A block of data:
((

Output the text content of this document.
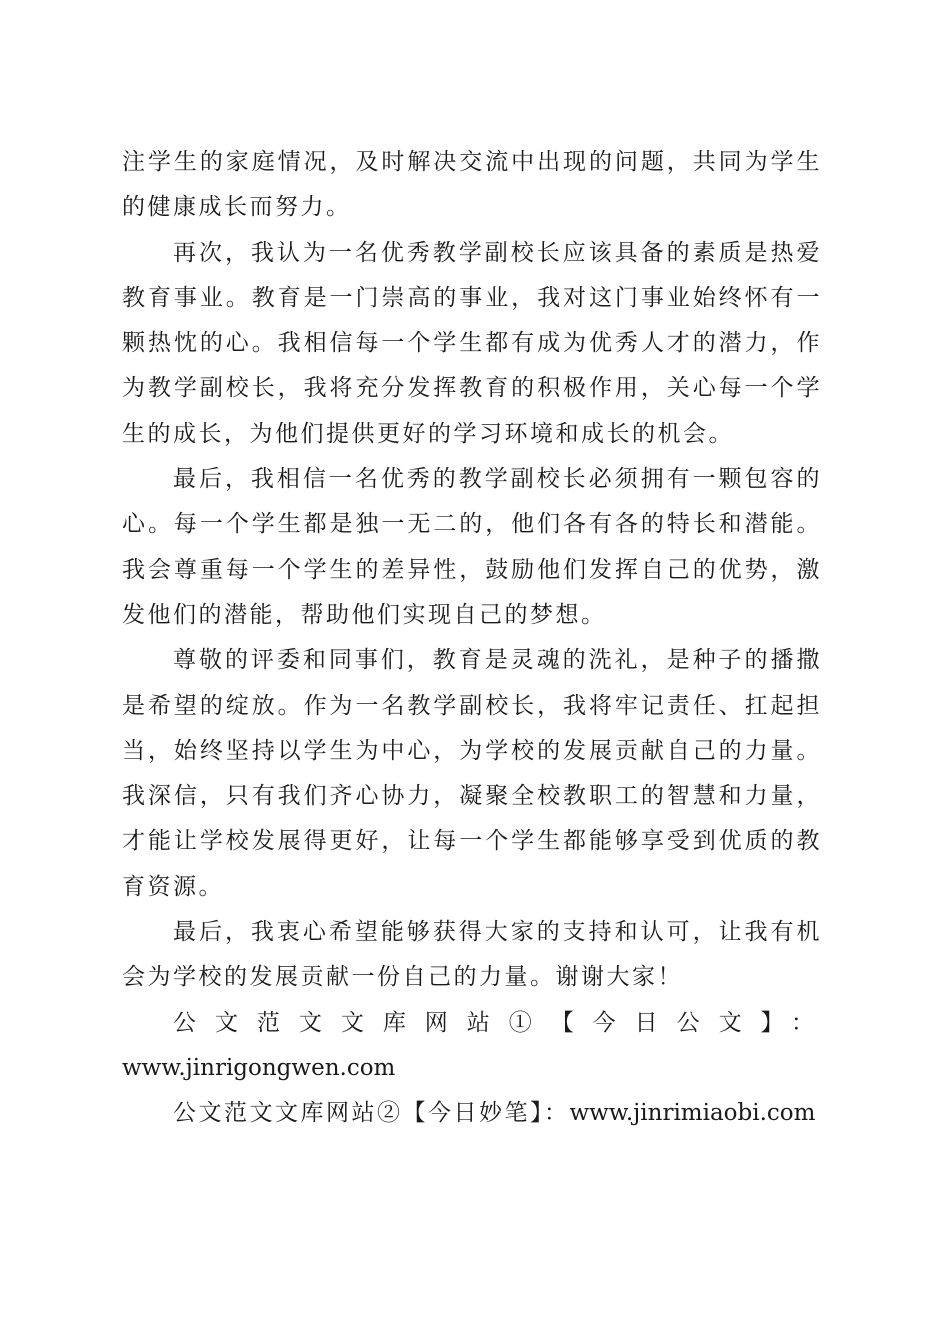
注学生的家庭情况，及时解决交流中出现的问题，共同为学生的健康成长而努力。

再次，我认为一名优秀教学副校长应该具备的素质是热爱教育事业。教育是一门崇高的事业，我对这门事业始终怀有一颗热忱的心。我相信每一个学生都有成为优秀人才的潜力，作为教学副校长，我将充分发挥教育的积极作用，关心每一个学生的成长，为他们提供更好的学习环境和成长的机会。

最后，我相信一名优秀的教学副校长必须拥有一颗包容的心。每一个学生都是独一无二的，他们各有各的特长和潜能。我会尊重每一个学生的差异性，鼓励他们发挥自己的优势，激发他们的潜能，帮助他们实现自己的梦想。

尊敬的评委和同事们，教育是灵魂的洗礼，是种子的播撒是希望的绽放。作为一名教学副校长，我将牢记责任、扛起担当，始终坚持以学生为中心，为学校的发展贡献自己的力量。我深信，只有我们齐心协力，凝聚全校教职工的智慧和力量，才能让学校发展得更好，让每一个学生都能够享受到优质的教育资源。

最后，我衷心希望能够获得大家的支持和认可，让我有机会为学校的发展贡献一份自己的力量。谢谢大家！

公文范文文库网站①【今日公文】：

www.jinrigongwen.com

公文范文文库网站②【今日妙笔】：www.jinrimiaobi.com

))

* CHALLENGE: Repeat the data above exactly, but not the pictures.

* RESULT FOR THIS TASK:
Output the text content of this document.
注学生的家庭情况，及时解决交流中出现的问题，共同为学生的健康成长而努力。

再次，我认为一名优秀教学副校长应该具备的素质是热爱教育事业。教育是一门崇高的事业，我对这门事业始终怀有一颗热忱的心。我相信每一个学生都有成为优秀人才的潜力，作为教学副校长，我将充分发挥教育的积极作用，关心每一个学生的成长，为他们提供更好的学习环境和成长的机会。

最后，我相信一名优秀的教学副校长必须拥有一颗包容的心。每一个学生都是独一无二的，他们各有各的特长和潜能。我会尊重每一个学生的差异性，鼓励他们发挥自己的优势，激发他们的潜能，帮助他们实现自己的梦想。

尊敬的评委和同事们，教育是灵魂的洗礼，是种子的播撒是希望的绽放。作为一名教学副校长，我将牢记责任、扛起担当，始终坚持以学生为中心，为学校的发展贡献自己的力量。我深信，只有我们齐心协力，凝聚全校教职工的智慧和力量，才能让学校发展得更好，让每一个学生都能够享受到优质的教育资源。

最后，我衷心希望能够获得大家的支持和认可，让我有机会为学校的发展贡献一份自己的力量。谢谢大家！

公文范文文库网站①【今日公文】：

www.jinrigongwen.com

公文范文文库网站②【今日妙笔】：www.jinrimiaobi.com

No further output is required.